#### [Work to be completed]
Repeat all of the records verbatim.

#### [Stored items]
_ _ _

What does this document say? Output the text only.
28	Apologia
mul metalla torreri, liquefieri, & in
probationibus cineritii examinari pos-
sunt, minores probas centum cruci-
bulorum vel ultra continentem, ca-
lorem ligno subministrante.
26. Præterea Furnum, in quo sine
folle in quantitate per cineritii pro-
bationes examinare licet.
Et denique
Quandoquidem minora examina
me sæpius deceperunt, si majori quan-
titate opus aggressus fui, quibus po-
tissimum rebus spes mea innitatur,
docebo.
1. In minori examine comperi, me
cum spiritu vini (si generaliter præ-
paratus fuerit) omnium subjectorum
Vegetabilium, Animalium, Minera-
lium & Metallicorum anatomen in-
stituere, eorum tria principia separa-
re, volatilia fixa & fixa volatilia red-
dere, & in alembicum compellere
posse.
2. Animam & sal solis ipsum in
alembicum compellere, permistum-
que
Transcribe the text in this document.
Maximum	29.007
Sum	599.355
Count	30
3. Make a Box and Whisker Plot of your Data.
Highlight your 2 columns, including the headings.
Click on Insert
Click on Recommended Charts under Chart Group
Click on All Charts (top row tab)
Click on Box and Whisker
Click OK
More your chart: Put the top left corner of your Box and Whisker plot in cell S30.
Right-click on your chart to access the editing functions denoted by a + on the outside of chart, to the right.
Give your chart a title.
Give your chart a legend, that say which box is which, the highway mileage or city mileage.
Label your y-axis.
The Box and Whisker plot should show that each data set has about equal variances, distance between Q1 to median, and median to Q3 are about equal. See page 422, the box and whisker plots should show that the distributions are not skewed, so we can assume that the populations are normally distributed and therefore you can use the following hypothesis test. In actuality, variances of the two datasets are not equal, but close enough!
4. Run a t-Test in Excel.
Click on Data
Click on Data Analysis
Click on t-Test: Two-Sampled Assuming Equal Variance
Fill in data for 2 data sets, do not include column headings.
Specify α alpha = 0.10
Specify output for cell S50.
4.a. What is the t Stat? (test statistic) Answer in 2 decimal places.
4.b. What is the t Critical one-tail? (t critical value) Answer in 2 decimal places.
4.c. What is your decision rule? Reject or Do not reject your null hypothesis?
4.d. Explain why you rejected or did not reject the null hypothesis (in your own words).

_ _ _

#### [Final result]
What does this document say? Output the text only.
28	Apologia
mul metalla torreri, liquefieri, & in
probationibus cineritii examinari pos-
sunt, minores probas centum cruci-
bulorum vel ultra continentem, ca-
lorem ligno subministrante.
26. Præterea Furnum, in quo sine
folle in quantitate per cineritii pro-
bationes examinare licet.
Et denique
Quandoquidem minora examina
me sæpius deceperunt, si majori quan-
titate opus aggressus fui, quibus po-
tissimum rebus spes mea innitatur,
docebo.
1. In minori examine comperi, me
cum spiritu vini (si generaliter præ-
paratus fuerit) omnium subjectorum
Vegetabilium, Animalium, Minera-
lium & Metallicorum anatomen in-
stituere, eorum tria principia separa-
re, volatilia fixa & fixa volatilia red-
dere, & in alembicum compellere
posse.
2. Animam & sal solis ipsum in
alembicum compellere, permistum-
que
Transcribe the text in this document.
Maximum	29.007
Sum	599.355
Count	30
3. Make a Box and Whisker Plot of your Data.
Highlight your 2 columns, including the headings.
Click on Insert
Click on Recommended Charts under Chart Group
Click on All Charts (top row tab)
Click on Box and Whisker
Click OK
More your chart: Put the top left corner of your Box and Whisker plot in cell S30.
Right-click on your chart to access the editing functions denoted by a + on the outside of chart, to the right.
Give your chart a title.
Give your chart a legend, that say which box is which, the highway mileage or city mileage.
Label your y-axis.
The Box and Whisker plot should show that each data set has about equal variances, distance between Q1 to median, and median to Q3 are about equal. See page 422, the box and whisker plots should show that the distributions are not skewed, so we can assume that the populations are normally distributed and therefore you can use the following hypothesis test. In actuality, variances of the two datasets are not equal, but close enough!
4. Run a t-Test in Excel.
Click on Data
Click on Data Analysis
Click on t-Test: Two-Sampled Assuming Equal Variance
Fill in data for 2 data sets, do not include column headings.
Specify α alpha = 0.10
Specify output for cell S50.
4.a. What is the t Stat? (test statistic) Answer in 2 decimal places.
4.b. What is the t Critical one-tail? (t critical value) Answer in 2 decimal places.
4.c. What is your decision rule? Reject or Do not reject your null hypothesis?
4.d. Explain why you rejected or did not reject the null hypothesis (in your own words).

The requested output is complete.